Data excerpts:
* * * * * * * * *
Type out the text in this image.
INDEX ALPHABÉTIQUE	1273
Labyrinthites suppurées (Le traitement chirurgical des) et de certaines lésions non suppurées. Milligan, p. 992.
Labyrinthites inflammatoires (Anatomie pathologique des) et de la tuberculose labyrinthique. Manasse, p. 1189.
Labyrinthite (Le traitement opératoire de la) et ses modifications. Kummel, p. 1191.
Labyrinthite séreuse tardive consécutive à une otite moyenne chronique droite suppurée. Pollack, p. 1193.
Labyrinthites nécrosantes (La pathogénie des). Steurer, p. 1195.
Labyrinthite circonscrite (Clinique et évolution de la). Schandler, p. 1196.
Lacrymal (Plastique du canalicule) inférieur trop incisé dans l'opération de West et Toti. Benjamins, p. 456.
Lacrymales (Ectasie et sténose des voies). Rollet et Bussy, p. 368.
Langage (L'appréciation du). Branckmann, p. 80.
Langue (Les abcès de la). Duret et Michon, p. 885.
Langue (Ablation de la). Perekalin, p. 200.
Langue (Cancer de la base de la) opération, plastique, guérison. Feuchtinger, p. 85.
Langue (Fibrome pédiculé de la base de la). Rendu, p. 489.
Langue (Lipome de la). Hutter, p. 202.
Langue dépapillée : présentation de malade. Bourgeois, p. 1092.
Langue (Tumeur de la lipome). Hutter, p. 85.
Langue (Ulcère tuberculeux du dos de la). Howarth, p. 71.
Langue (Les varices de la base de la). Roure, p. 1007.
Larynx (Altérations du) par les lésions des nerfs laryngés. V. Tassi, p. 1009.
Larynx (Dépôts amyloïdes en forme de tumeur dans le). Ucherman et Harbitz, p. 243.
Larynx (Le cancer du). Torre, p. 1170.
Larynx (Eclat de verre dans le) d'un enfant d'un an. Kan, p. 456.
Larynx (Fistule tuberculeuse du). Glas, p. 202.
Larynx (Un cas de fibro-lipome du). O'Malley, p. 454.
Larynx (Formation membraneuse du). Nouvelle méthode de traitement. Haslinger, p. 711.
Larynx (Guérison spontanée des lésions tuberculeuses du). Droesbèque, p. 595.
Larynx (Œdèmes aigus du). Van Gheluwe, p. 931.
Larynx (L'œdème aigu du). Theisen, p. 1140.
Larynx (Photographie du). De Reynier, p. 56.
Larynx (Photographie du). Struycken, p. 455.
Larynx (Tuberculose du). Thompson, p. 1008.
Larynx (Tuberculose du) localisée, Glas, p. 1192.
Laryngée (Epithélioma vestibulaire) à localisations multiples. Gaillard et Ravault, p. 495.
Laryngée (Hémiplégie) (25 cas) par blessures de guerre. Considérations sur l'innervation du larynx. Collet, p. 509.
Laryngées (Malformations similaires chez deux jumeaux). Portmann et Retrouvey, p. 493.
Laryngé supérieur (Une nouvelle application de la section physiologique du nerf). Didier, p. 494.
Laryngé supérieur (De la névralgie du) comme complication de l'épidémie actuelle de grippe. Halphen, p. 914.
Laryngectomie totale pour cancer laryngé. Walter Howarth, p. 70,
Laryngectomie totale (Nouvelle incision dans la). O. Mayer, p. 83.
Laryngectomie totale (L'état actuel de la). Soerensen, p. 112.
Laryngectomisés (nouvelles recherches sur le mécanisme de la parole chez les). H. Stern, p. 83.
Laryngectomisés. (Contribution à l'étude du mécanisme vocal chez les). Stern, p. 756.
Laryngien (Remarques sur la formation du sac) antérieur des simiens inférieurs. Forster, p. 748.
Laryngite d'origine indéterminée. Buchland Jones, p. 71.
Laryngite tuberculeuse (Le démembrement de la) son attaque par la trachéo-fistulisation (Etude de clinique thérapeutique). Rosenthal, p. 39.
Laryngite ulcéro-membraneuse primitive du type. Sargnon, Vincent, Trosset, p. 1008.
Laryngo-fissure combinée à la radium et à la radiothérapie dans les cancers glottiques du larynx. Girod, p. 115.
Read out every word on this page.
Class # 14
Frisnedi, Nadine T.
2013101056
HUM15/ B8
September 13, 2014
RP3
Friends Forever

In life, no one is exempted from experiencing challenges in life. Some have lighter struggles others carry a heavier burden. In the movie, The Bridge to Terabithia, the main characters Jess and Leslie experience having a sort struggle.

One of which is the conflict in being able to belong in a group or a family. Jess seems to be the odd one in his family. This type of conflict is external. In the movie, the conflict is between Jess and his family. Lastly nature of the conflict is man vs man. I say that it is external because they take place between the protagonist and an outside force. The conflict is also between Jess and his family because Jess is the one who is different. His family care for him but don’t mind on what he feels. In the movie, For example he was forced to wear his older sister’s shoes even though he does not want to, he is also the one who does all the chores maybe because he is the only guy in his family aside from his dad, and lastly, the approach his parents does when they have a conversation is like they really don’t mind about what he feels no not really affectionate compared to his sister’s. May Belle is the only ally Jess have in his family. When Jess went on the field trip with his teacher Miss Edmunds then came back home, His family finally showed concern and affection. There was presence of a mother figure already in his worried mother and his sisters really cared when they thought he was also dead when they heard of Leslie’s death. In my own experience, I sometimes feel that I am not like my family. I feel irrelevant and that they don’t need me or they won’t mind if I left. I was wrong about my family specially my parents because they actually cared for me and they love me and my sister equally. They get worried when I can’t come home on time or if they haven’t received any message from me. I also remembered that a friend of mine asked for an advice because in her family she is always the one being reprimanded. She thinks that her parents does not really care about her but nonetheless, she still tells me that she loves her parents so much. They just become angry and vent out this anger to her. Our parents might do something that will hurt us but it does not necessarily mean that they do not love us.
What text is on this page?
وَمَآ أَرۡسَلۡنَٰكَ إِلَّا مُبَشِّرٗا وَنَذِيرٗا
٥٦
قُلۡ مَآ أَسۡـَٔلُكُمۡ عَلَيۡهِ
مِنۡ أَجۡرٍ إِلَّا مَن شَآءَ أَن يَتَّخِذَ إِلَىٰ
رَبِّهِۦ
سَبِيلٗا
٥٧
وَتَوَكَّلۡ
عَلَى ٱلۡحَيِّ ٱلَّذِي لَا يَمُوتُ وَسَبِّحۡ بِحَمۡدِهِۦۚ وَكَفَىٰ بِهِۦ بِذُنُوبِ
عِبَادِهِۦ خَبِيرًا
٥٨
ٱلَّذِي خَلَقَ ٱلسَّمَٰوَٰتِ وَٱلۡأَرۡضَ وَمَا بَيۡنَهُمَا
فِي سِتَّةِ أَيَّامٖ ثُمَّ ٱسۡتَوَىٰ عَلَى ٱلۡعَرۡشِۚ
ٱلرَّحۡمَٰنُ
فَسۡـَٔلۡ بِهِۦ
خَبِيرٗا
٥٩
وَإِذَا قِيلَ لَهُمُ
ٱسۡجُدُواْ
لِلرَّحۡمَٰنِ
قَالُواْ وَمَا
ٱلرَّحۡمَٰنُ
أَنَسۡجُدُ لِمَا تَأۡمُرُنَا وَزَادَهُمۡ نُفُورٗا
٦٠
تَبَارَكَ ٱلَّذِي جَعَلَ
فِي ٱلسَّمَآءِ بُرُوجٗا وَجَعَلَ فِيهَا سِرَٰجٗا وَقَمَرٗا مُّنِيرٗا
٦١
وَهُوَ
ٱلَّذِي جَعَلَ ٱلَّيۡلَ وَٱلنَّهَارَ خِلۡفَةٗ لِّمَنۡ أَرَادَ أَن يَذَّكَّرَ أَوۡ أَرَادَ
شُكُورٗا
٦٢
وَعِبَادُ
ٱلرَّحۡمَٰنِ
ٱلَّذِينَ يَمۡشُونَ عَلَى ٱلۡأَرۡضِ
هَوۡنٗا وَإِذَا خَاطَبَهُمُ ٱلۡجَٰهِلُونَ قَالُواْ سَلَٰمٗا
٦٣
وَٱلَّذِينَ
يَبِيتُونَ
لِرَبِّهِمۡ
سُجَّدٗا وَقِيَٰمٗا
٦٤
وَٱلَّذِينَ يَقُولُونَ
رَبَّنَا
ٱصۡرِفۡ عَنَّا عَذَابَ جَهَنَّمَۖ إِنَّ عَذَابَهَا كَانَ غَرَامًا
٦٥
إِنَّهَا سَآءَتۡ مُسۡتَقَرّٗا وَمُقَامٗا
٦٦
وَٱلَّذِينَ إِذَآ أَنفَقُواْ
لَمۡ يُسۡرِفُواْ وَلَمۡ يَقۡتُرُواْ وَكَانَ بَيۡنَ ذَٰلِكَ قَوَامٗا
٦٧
* * * * * * * * *
**GOAL OF THE EXERCISE:** Scan the material above. Extract every line in which the word "text" occurs.

**PROBLEM SOLUTION:**
Type out the text in this image.
What text is on this page?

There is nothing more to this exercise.